> **Task prompt**
Output the data below in full, byte for byte. Nothing may differ.

> **Given records**
-- BEGIN --

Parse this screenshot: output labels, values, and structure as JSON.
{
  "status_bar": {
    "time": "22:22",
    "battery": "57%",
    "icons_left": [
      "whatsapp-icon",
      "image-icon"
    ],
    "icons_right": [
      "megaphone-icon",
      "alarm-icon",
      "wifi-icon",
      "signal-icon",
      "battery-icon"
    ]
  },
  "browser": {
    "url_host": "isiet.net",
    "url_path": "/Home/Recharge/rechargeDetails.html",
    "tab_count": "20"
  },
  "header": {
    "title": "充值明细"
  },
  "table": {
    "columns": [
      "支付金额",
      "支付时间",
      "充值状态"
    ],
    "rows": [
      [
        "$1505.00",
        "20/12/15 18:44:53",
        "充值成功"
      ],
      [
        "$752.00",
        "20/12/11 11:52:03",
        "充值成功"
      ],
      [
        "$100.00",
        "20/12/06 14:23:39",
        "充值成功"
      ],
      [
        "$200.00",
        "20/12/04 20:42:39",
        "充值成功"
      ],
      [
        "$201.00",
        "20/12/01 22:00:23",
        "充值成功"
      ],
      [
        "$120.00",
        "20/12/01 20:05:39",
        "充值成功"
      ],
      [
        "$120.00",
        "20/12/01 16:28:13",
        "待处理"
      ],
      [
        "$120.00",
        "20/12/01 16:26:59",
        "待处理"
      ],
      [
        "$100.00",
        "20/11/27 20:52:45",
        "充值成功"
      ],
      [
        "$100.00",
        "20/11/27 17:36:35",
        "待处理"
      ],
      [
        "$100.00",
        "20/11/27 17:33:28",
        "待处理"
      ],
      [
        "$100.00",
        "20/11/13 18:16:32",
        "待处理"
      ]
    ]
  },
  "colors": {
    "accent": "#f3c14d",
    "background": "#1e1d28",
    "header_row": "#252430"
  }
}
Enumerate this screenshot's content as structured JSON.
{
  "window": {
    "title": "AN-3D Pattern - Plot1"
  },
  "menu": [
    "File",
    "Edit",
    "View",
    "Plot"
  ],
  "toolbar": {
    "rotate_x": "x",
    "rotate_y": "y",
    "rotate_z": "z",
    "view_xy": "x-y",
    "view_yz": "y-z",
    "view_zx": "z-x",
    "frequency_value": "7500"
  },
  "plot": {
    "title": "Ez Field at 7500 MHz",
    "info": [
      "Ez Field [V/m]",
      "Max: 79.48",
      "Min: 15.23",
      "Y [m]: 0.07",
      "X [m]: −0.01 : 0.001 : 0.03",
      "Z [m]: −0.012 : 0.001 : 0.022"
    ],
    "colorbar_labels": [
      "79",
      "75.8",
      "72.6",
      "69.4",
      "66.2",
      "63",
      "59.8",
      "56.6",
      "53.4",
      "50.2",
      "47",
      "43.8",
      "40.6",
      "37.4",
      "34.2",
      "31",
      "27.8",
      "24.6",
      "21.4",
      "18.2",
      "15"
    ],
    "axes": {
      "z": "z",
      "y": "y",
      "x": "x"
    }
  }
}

-- END --

> **Correct response**
Parse this screenshot: output labels, values, and structure as JSON.
{
  "status_bar": {
    "time": "22:22",
    "battery": "57%",
    "icons_left": [
      "whatsapp-icon",
      "image-icon"
    ],
    "icons_right": [
      "megaphone-icon",
      "alarm-icon",
      "wifi-icon",
      "signal-icon",
      "battery-icon"
    ]
  },
  "browser": {
    "url_host": "isiet.net",
    "url_path": "/Home/Recharge/rechargeDetails.html",
    "tab_count": "20"
  },
  "header": {
    "title": "充值明细"
  },
  "table": {
    "columns": [
      "支付金额",
      "支付时间",
      "充值状态"
    ],
    "rows": [
      [
        "$1505.00",
        "20/12/15 18:44:53",
        "充值成功"
      ],
      [
        "$752.00",
        "20/12/11 11:52:03",
        "充值成功"
      ],
      [
        "$100.00",
        "20/12/06 14:23:39",
        "充值成功"
      ],
      [
        "$200.00",
        "20/12/04 20:42:39",
        "充值成功"
      ],
      [
        "$201.00",
        "20/12/01 22:00:23",
        "充值成功"
      ],
      [
        "$120.00",
        "20/12/01 20:05:39",
        "充值成功"
      ],
      [
        "$120.00",
        "20/12/01 16:28:13",
        "待处理"
      ],
      [
        "$120.00",
        "20/12/01 16:26:59",
        "待处理"
      ],
      [
        "$100.00",
        "20/11/27 20:52:45",
        "充值成功"
      ],
      [
        "$100.00",
        "20/11/27 17:36:35",
        "待处理"
      ],
      [
        "$100.00",
        "20/11/27 17:33:28",
        "待处理"
      ],
      [
        "$100.00",
        "20/11/13 18:16:32",
        "待处理"
      ]
    ]
  },
  "colors": {
    "accent": "#f3c14d",
    "background": "#1e1d28",
    "header_row": "#252430"
  }
}
Enumerate this screenshot's content as structured JSON.
{
  "window": {
    "title": "AN-3D Pattern - Plot1"
  },
  "menu": [
    "File",
    "Edit",
    "View",
    "Plot"
  ],
  "toolbar": {
    "rotate_x": "x",
    "rotate_y": "y",
    "rotate_z": "z",
    "view_xy": "x-y",
    "view_yz": "y-z",
    "view_zx": "z-x",
    "frequency_value": "7500"
  },
  "plot": {
    "title": "Ez Field at 7500 MHz",
    "info": [
      "Ez Field [V/m]",
      "Max: 79.48",
      "Min: 15.23",
      "Y [m]: 0.07",
      "X [m]: −0.01 : 0.001 : 0.03",
      "Z [m]: −0.012 : 0.001 : 0.022"
    ],
    "colorbar_labels": [
      "79",
      "75.8",
      "72.6",
      "69.4",
      "66.2",
      "63",
      "59.8",
      "56.6",
      "53.4",
      "50.2",
      "47",
      "43.8",
      "40.6",
      "37.4",
      "34.2",
      "31",
      "27.8",
      "24.6",
      "21.4",
      "18.2",
      "15"
    ],
    "axes": {
      "z": "z",
      "y": "y",
      "x": "x"
    }
  }
}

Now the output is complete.